=== SUPPLIED ENTRIES ===

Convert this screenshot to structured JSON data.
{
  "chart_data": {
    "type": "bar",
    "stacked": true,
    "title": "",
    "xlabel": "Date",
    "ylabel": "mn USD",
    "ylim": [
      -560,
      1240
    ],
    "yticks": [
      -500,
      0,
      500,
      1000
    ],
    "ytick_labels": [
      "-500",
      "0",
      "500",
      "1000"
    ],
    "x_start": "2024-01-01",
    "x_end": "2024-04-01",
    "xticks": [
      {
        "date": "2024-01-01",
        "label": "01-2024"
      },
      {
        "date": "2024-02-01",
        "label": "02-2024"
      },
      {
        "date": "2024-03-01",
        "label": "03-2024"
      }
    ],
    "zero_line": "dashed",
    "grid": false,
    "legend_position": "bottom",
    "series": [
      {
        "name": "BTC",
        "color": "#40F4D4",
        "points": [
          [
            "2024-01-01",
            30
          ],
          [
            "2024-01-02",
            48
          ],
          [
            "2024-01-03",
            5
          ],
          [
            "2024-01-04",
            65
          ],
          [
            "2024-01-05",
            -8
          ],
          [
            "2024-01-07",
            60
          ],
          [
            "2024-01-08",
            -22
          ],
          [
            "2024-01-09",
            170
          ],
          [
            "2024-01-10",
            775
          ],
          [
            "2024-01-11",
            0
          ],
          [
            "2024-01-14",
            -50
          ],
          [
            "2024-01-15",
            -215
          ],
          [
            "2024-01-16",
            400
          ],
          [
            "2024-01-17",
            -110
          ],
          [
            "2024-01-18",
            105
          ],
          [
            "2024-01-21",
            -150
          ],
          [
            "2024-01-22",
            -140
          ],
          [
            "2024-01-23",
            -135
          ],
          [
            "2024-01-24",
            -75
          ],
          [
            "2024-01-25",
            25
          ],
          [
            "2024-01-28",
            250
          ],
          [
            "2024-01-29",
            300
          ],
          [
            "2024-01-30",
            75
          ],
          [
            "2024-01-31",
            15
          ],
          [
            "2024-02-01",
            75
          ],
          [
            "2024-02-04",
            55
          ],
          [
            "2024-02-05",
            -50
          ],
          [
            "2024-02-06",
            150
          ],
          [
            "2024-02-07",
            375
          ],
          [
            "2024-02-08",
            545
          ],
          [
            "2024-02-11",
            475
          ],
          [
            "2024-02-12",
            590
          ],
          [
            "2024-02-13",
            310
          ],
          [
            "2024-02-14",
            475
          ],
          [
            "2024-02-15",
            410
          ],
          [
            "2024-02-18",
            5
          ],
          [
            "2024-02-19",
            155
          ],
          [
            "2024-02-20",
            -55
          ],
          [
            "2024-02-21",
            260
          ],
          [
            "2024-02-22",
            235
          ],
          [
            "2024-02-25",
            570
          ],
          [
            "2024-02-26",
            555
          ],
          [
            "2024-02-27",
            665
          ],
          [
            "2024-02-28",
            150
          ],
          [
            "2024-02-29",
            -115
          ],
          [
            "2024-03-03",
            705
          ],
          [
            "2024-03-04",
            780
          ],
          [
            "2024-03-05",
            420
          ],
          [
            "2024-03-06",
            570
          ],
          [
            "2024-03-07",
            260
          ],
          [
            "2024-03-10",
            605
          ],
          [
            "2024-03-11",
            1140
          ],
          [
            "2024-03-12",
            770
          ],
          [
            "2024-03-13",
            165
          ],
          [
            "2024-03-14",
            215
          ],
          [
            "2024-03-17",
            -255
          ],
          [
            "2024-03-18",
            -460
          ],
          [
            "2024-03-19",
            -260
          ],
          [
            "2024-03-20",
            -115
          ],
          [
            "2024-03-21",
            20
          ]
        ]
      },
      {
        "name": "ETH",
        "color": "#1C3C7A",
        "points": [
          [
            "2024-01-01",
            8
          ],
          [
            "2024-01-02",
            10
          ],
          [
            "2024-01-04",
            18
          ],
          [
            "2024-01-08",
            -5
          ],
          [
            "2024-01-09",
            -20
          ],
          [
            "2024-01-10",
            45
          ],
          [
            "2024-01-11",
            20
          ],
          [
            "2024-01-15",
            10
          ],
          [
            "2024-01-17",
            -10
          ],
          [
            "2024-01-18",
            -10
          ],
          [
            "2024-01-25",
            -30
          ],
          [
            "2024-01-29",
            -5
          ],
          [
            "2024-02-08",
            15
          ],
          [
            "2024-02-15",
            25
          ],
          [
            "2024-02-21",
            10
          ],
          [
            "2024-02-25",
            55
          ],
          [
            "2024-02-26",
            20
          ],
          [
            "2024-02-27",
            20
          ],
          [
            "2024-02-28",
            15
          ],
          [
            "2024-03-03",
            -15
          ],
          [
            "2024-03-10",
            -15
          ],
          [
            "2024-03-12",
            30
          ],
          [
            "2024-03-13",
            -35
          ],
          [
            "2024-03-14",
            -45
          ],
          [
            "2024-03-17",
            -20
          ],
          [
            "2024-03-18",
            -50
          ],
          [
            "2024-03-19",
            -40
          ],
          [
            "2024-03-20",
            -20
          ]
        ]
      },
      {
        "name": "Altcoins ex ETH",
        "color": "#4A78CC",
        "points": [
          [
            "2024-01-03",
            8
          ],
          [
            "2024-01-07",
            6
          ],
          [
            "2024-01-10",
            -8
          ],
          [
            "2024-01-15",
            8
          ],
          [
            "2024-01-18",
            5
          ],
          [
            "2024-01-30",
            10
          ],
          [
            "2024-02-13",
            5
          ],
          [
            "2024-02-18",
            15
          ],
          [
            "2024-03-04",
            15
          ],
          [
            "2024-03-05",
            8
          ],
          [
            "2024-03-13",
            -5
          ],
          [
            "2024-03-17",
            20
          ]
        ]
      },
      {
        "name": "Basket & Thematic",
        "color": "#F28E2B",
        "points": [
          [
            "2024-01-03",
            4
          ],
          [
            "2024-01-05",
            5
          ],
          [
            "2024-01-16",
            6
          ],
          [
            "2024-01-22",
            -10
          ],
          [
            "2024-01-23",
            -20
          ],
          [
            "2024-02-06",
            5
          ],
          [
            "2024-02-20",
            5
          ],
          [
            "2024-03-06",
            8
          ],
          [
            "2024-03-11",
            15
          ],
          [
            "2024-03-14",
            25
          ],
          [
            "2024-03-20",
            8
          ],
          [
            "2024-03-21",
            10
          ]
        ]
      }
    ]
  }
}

===

Output all of the data again. Match it exactly.

SOLUTION TO THIS PROBLEM:
Convert this screenshot to structured JSON data.
{
  "chart_data": {
    "type": "bar",
    "stacked": true,
    "title": "",
    "xlabel": "Date",
    "ylabel": "mn USD",
    "ylim": [
      -560,
      1240
    ],
    "yticks": [
      -500,
      0,
      500,
      1000
    ],
    "ytick_labels": [
      "-500",
      "0",
      "500",
      "1000"
    ],
    "x_start": "2024-01-01",
    "x_end": "2024-04-01",
    "xticks": [
      {
        "date": "2024-01-01",
        "label": "01-2024"
      },
      {
        "date": "2024-02-01",
        "label": "02-2024"
      },
      {
        "date": "2024-03-01",
        "label": "03-2024"
      }
    ],
    "zero_line": "dashed",
    "grid": false,
    "legend_position": "bottom",
    "series": [
      {
        "name": "BTC",
        "color": "#40F4D4",
        "points": [
          [
            "2024-01-01",
            30
          ],
          [
            "2024-01-02",
            48
          ],
          [
            "2024-01-03",
            5
          ],
          [
            "2024-01-04",
            65
          ],
          [
            "2024-01-05",
            -8
          ],
          [
            "2024-01-07",
            60
          ],
          [
            "2024-01-08",
            -22
          ],
          [
            "2024-01-09",
            170
          ],
          [
            "2024-01-10",
            775
          ],
          [
            "2024-01-11",
            0
          ],
          [
            "2024-01-14",
            -50
          ],
          [
            "2024-01-15",
            -215
          ],
          [
            "2024-01-16",
            400
          ],
          [
            "2024-01-17",
            -110
          ],
          [
            "2024-01-18",
            105
          ],
          [
            "2024-01-21",
            -150
          ],
          [
            "2024-01-22",
            -140
          ],
          [
            "2024-01-23",
            -135
          ],
          [
            "2024-01-24",
            -75
          ],
          [
            "2024-01-25",
            25
          ],
          [
            "2024-01-28",
            250
          ],
          [
            "2024-01-29",
            300
          ],
          [
            "2024-01-30",
            75
          ],
          [
            "2024-01-31",
            15
          ],
          [
            "2024-02-01",
            75
          ],
          [
            "2024-02-04",
            55
          ],
          [
            "2024-02-05",
            -50
          ],
          [
            "2024-02-06",
            150
          ],
          [
            "2024-02-07",
            375
          ],
          [
            "2024-02-08",
            545
          ],
          [
            "2024-02-11",
            475
          ],
          [
            "2024-02-12",
            590
          ],
          [
            "2024-02-13",
            310
          ],
          [
            "2024-02-14",
            475
          ],
          [
            "2024-02-15",
            410
          ],
          [
            "2024-02-18",
            5
          ],
          [
            "2024-02-19",
            155
          ],
          [
            "2024-02-20",
            -55
          ],
          [
            "2024-02-21",
            260
          ],
          [
            "2024-02-22",
            235
          ],
          [
            "2024-02-25",
            570
          ],
          [
            "2024-02-26",
            555
          ],
          [
            "2024-02-27",
            665
          ],
          [
            "2024-02-28",
            150
          ],
          [
            "2024-02-29",
            -115
          ],
          [
            "2024-03-03",
            705
          ],
          [
            "2024-03-04",
            780
          ],
          [
            "2024-03-05",
            420
          ],
          [
            "2024-03-06",
            570
          ],
          [
            "2024-03-07",
            260
          ],
          [
            "2024-03-10",
            605
          ],
          [
            "2024-03-11",
            1140
          ],
          [
            "2024-03-12",
            770
          ],
          [
            "2024-03-13",
            165
          ],
          [
            "2024-03-14",
            215
          ],
          [
            "2024-03-17",
            -255
          ],
          [
            "2024-03-18",
            -460
          ],
          [
            "2024-03-19",
            -260
          ],
          [
            "2024-03-20",
            -115
          ],
          [
            "2024-03-21",
            20
          ]
        ]
      },
      {
        "name": "ETH",
        "color": "#1C3C7A",
        "points": [
          [
            "2024-01-01",
            8
          ],
          [
            "2024-01-02",
            10
          ],
          [
            "2024-01-04",
            18
          ],
          [
            "2024-01-08",
            -5
          ],
          [
            "2024-01-09",
            -20
          ],
          [
            "2024-01-10",
            45
          ],
          [
            "2024-01-11",
            20
          ],
          [
            "2024-01-15",
            10
          ],
          [
            "2024-01-17",
            -10
          ],
          [
            "2024-01-18",
            -10
          ],
          [
            "2024-01-25",
            -30
          ],
          [
            "2024-01-29",
            -5
          ],
          [
            "2024-02-08",
            15
          ],
          [
            "2024-02-15",
            25
          ],
          [
            "2024-02-21",
            10
          ],
          [
            "2024-02-25",
            55
          ],
          [
            "2024-02-26",
            20
          ],
          [
            "2024-02-27",
            20
          ],
          [
            "2024-02-28",
            15
          ],
          [
            "2024-03-03",
            -15
          ],
          [
            "2024-03-10",
            -15
          ],
          [
            "2024-03-12",
            30
          ],
          [
            "2024-03-13",
            -35
          ],
          [
            "2024-03-14",
            -45
          ],
          [
            "2024-03-17",
            -20
          ],
          [
            "2024-03-18",
            -50
          ],
          [
            "2024-03-19",
            -40
          ],
          [
            "2024-03-20",
            -20
          ]
        ]
      },
      {
        "name": "Altcoins ex ETH",
        "color": "#4A78CC",
        "points": [
          [
            "2024-01-03",
            8
          ],
          [
            "2024-01-07",
            6
          ],
          [
            "2024-01-10",
            -8
          ],
          [
            "2024-01-15",
            8
          ],
          [
            "2024-01-18",
            5
          ],
          [
            "2024-01-30",
            10
          ],
          [
            "2024-02-13",
            5
          ],
          [
            "2024-02-18",
            15
          ],
          [
            "2024-03-04",
            15
          ],
          [
            "2024-03-05",
            8
          ],
          [
            "2024-03-13",
            -5
          ],
          [
            "2024-03-17",
            20
          ]
        ]
      },
      {
        "name": "Basket & Thematic",
        "color": "#F28E2B",
        "points": [
          [
            "2024-01-03",
            4
          ],
          [
            "2024-01-05",
            5
          ],
          [
            "2024-01-16",
            6
          ],
          [
            "2024-01-22",
            -10
          ],
          [
            "2024-01-23",
            -20
          ],
          [
            "2024-02-06",
            5
          ],
          [
            "2024-02-20",
            5
          ],
          [
            "2024-03-06",
            8
          ],
          [
            "2024-03-11",
            15
          ],
          [
            "2024-03-14",
            25
          ],
          [
            "2024-03-20",
            8
          ],
          [
            "2024-03-21",
            10
          ]
        ]
      }
    ]
  }
}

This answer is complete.